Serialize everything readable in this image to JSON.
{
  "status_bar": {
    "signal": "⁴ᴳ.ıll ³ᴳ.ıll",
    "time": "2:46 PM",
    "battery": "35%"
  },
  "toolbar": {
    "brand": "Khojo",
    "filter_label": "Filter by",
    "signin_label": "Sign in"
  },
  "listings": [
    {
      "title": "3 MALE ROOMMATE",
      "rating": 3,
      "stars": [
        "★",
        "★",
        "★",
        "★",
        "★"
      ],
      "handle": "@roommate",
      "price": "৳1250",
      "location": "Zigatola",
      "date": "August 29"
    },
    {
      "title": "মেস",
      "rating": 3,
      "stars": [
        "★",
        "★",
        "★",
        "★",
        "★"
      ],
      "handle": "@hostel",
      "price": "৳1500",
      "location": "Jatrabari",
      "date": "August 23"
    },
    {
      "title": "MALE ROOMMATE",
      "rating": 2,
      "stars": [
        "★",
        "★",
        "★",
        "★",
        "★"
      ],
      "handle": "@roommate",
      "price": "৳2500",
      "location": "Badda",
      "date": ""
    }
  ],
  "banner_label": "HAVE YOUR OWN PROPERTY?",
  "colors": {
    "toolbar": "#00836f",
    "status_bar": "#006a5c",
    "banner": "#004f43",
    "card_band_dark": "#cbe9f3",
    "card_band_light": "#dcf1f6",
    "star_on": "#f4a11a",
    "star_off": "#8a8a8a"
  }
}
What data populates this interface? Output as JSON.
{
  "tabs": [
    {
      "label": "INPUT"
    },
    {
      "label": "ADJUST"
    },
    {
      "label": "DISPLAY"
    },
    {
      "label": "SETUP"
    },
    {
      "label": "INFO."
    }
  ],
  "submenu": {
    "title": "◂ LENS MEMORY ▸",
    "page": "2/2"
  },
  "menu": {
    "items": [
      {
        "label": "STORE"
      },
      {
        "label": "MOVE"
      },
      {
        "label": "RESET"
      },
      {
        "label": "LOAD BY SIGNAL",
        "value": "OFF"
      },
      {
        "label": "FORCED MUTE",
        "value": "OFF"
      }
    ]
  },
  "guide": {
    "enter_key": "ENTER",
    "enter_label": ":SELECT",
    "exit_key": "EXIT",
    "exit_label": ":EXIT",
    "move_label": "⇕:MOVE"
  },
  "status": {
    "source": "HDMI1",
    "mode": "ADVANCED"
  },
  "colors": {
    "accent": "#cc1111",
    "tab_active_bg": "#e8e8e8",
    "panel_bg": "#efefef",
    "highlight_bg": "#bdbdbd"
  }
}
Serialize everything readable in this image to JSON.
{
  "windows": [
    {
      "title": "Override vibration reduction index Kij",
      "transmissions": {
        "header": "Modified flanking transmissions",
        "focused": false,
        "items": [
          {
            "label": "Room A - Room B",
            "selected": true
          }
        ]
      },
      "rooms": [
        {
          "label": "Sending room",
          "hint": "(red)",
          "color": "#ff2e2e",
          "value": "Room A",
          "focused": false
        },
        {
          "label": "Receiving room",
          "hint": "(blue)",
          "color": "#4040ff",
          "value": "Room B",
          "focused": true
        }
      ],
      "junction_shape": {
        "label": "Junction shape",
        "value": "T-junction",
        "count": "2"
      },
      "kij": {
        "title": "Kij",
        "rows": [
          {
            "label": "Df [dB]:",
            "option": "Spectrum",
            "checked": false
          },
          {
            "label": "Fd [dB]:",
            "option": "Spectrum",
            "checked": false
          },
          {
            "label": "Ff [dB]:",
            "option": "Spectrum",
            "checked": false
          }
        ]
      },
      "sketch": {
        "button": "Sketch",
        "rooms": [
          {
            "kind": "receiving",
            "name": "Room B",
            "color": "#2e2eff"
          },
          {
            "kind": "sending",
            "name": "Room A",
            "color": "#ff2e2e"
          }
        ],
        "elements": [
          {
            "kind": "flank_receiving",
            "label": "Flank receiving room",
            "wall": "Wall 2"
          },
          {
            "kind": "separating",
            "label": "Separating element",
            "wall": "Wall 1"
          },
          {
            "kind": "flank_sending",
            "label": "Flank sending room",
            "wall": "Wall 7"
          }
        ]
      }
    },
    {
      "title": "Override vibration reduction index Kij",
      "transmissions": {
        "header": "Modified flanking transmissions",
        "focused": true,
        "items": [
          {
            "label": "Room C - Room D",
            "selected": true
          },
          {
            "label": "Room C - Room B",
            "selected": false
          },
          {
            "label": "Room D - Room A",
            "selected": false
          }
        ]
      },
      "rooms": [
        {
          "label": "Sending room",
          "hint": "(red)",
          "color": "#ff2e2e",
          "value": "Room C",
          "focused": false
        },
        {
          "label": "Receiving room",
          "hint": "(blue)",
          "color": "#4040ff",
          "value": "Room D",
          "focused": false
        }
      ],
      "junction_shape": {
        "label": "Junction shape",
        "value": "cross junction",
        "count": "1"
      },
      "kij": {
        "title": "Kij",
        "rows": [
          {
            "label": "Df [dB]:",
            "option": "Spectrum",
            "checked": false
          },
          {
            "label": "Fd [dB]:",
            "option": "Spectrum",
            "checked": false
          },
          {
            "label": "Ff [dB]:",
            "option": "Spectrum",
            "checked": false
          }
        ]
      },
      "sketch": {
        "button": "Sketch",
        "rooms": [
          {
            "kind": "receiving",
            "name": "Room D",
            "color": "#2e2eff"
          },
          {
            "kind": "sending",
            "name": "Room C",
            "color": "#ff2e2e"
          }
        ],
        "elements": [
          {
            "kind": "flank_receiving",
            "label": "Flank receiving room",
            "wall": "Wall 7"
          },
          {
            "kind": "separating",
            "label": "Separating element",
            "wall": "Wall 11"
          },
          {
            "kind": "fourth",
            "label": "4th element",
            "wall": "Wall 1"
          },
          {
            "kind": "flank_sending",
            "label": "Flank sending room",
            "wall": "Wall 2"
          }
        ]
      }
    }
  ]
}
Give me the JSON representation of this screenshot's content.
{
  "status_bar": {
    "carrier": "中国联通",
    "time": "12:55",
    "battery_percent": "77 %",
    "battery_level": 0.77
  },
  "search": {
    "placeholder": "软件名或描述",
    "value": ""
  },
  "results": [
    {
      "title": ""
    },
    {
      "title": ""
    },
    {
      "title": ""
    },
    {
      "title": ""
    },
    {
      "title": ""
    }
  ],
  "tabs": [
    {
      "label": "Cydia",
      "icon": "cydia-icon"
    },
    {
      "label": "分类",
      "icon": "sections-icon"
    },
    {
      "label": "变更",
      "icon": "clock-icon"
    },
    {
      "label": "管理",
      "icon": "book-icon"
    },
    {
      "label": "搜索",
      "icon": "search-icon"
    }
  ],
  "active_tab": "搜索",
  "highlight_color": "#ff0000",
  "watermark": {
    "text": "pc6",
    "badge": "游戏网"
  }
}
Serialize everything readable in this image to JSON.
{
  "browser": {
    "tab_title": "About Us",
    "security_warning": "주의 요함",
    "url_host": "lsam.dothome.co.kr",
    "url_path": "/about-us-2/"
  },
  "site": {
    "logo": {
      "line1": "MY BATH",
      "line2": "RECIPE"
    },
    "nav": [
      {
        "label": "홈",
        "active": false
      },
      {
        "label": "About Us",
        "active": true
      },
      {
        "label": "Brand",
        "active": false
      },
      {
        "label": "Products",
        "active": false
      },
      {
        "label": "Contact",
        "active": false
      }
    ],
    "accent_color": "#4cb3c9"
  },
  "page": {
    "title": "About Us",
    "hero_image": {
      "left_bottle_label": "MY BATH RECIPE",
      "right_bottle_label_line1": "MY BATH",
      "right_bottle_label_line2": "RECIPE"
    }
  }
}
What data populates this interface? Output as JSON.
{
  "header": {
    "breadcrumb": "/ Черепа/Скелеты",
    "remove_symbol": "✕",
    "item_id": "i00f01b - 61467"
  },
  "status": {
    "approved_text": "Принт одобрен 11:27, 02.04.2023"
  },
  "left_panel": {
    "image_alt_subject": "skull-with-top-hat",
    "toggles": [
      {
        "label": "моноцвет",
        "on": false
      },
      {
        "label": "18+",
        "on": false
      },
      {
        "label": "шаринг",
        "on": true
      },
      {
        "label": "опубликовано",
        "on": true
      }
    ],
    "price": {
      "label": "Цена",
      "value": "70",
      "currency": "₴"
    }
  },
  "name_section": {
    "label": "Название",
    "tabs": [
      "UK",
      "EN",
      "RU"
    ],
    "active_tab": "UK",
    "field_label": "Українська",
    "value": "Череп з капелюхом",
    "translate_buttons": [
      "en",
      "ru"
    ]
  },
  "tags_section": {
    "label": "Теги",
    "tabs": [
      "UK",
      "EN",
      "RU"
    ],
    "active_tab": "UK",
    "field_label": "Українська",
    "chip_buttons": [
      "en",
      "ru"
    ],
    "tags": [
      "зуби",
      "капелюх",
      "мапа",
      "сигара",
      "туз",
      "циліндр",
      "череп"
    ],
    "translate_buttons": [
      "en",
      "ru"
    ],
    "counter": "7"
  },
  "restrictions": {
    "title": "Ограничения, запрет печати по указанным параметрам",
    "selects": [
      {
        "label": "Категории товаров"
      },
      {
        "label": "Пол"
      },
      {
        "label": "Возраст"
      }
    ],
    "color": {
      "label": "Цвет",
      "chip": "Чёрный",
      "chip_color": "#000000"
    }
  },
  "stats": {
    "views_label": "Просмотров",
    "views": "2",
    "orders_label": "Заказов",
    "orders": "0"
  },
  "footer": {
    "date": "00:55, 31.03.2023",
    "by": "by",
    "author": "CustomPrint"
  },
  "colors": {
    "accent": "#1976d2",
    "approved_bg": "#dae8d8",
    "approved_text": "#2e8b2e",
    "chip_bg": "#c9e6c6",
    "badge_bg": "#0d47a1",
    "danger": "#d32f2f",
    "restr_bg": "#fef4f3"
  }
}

# # # # #

Request: Go through the listing above and list every line that has the word "date".

Solution:
      "date": "August 29"
      "date": "August 23"
      "date": ""
    "date": "00:55, 31.03.2023",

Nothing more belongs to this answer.